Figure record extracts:

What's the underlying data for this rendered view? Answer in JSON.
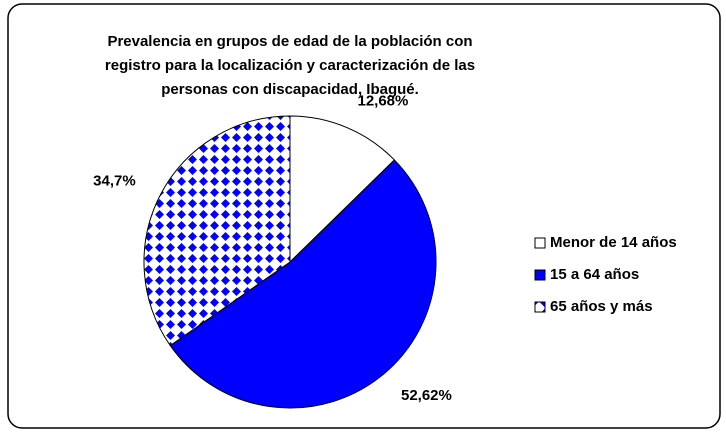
{
  "chart_data": {
    "type": "pie",
    "title": [
      "Prevalencia en grupos de edad de la población con",
      "registro para la localización y caracterización de las",
      "personas con discapacidad, Ibagué."
    ],
    "categories": [
      "Menor de 14 años",
      "15 a 64 años",
      "65 años y más"
    ],
    "values": [
      12.68,
      52.62,
      34.7
    ],
    "value_labels": [
      "12,68%",
      "52,62%",
      "34,7%"
    ],
    "colors": [
      "#ffffff",
      "#0000ff",
      "#0000ff"
    ],
    "patterns": [
      null,
      null,
      "diamond"
    ],
    "legend": "right"
  }
}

■ Task directions:
Take the records above and transcribe them exactly, dropping every picture.

■ Finished exercise:
What's the underlying data for this rendered view? Answer in JSON.
{
  "chart_data": {
    "type": "pie",
    "title": [
      "Prevalencia en grupos de edad de la población con",
      "registro para la localización y caracterización de las",
      "personas con discapacidad, Ibagué."
    ],
    "categories": [
      "Menor de 14 años",
      "15 a 64 años",
      "65 años y más"
    ],
    "values": [
      12.68,
      52.62,
      34.7
    ],
    "value_labels": [
      "12,68%",
      "52,62%",
      "34,7%"
    ],
    "colors": [
      "#ffffff",
      "#0000ff",
      "#0000ff"
    ],
    "patterns": [
      null,
      null,
      "diamond"
    ],
    "legend": "right"
  }
}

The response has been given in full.